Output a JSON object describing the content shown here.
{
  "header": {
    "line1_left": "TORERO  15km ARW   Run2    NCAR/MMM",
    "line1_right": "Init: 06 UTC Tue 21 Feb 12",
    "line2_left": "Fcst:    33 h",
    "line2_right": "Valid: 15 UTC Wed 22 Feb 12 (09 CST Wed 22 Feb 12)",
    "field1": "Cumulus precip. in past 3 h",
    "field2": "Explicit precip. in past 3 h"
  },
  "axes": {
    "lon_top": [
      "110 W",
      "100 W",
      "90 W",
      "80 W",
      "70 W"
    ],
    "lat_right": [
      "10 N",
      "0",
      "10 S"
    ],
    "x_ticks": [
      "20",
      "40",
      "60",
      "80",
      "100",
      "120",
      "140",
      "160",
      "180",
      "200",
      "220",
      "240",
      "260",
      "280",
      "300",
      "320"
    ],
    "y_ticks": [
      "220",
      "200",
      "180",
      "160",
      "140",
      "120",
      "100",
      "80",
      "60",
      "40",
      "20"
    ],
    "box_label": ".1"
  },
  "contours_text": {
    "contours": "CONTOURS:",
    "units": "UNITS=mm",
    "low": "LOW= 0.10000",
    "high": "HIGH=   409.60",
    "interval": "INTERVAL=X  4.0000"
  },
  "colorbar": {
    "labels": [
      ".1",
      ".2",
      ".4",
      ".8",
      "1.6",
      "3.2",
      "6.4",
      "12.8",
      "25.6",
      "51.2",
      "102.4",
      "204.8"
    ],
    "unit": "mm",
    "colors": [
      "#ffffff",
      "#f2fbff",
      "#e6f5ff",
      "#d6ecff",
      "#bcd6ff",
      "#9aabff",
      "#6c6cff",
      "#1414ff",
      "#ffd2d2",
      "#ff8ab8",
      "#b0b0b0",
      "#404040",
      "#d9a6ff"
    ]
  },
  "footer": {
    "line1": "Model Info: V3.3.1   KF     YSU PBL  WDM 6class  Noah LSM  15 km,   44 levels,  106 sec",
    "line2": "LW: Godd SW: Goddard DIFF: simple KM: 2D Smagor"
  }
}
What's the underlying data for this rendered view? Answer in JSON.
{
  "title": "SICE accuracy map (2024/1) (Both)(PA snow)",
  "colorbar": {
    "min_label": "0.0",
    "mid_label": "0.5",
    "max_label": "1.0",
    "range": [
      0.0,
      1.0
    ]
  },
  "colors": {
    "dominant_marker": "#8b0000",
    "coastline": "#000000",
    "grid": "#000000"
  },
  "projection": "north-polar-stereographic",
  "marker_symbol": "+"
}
* * *
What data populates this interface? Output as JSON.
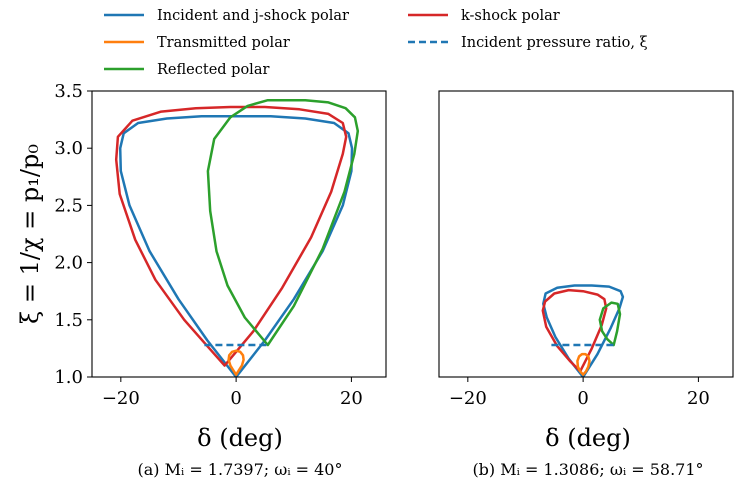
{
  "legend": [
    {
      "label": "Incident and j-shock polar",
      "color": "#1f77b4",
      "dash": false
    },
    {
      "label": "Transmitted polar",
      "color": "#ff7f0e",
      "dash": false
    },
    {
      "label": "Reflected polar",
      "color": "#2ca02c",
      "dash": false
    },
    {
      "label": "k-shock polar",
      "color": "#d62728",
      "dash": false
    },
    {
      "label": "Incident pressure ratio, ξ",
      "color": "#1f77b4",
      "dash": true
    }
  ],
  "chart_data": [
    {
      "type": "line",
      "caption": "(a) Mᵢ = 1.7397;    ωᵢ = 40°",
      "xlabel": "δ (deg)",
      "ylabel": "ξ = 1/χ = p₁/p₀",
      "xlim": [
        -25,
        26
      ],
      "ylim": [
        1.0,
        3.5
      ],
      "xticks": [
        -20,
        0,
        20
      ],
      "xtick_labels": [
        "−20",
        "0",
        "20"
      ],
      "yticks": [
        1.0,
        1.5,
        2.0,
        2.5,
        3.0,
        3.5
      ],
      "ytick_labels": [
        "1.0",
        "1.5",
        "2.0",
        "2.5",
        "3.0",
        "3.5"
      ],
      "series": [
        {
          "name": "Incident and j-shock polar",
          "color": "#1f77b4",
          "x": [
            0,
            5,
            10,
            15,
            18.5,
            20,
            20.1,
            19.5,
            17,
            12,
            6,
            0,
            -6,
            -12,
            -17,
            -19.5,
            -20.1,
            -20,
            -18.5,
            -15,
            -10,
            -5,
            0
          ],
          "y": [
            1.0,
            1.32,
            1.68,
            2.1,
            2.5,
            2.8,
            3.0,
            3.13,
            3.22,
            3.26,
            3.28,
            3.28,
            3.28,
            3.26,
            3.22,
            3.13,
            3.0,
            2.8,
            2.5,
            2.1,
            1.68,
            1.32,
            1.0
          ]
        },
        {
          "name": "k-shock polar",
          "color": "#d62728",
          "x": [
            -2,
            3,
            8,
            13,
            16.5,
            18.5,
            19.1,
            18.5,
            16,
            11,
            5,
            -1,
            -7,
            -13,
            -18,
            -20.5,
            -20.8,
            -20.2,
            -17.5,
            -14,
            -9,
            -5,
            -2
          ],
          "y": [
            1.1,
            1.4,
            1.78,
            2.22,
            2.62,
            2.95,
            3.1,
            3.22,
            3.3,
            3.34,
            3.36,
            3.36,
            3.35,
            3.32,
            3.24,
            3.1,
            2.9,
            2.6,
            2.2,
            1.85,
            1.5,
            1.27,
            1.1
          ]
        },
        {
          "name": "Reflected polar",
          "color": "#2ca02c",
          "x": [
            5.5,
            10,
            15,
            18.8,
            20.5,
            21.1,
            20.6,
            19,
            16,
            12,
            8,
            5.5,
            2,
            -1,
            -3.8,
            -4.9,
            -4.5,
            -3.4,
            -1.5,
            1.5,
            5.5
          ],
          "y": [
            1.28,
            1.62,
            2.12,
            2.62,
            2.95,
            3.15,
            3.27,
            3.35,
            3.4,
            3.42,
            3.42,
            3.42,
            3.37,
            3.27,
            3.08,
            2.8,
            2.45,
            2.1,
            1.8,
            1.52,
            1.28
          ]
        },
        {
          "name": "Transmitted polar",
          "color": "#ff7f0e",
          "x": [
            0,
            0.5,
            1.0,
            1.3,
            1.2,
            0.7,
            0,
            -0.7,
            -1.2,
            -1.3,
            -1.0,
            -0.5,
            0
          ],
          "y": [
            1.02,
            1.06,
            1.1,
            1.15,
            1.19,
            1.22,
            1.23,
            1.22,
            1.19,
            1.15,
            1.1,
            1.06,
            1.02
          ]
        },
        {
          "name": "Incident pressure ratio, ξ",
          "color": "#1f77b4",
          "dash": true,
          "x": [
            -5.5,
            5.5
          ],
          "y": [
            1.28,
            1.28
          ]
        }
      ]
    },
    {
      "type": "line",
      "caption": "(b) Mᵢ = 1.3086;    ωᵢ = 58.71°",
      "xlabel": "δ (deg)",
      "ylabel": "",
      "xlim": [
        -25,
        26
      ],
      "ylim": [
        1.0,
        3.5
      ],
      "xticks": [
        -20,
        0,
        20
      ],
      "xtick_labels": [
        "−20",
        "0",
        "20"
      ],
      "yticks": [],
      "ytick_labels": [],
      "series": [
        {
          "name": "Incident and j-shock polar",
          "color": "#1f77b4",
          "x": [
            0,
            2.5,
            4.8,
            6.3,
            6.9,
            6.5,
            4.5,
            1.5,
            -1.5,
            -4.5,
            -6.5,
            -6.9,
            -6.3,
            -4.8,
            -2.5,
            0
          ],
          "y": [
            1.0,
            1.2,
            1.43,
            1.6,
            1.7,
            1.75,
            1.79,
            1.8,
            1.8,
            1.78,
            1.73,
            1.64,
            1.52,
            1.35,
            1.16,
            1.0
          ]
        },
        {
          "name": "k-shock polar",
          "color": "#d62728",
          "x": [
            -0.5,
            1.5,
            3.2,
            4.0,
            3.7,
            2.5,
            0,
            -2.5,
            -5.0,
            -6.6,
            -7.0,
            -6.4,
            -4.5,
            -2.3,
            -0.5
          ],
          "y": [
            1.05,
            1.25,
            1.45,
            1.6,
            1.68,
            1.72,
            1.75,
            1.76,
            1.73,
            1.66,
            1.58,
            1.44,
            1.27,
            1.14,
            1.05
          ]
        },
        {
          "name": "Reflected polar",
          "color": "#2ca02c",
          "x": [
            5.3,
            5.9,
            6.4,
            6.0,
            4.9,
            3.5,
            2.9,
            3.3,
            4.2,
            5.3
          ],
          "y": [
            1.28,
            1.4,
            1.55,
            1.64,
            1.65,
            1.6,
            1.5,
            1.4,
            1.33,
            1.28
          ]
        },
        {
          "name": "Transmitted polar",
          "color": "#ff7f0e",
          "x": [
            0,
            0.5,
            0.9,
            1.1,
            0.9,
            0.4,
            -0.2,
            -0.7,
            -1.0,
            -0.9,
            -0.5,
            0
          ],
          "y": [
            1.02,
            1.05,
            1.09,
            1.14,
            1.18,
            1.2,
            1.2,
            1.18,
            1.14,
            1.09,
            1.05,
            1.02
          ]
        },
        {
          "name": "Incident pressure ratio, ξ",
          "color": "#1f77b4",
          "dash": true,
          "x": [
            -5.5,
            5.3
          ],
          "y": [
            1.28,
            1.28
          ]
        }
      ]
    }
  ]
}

● **What is needed**: From the listing above, copy every line that includes the word "precip".

● **Final result**:
    "field1": "Cumulus precip. in past 3 h",
    "field2": "Explicit precip. in past 3 h"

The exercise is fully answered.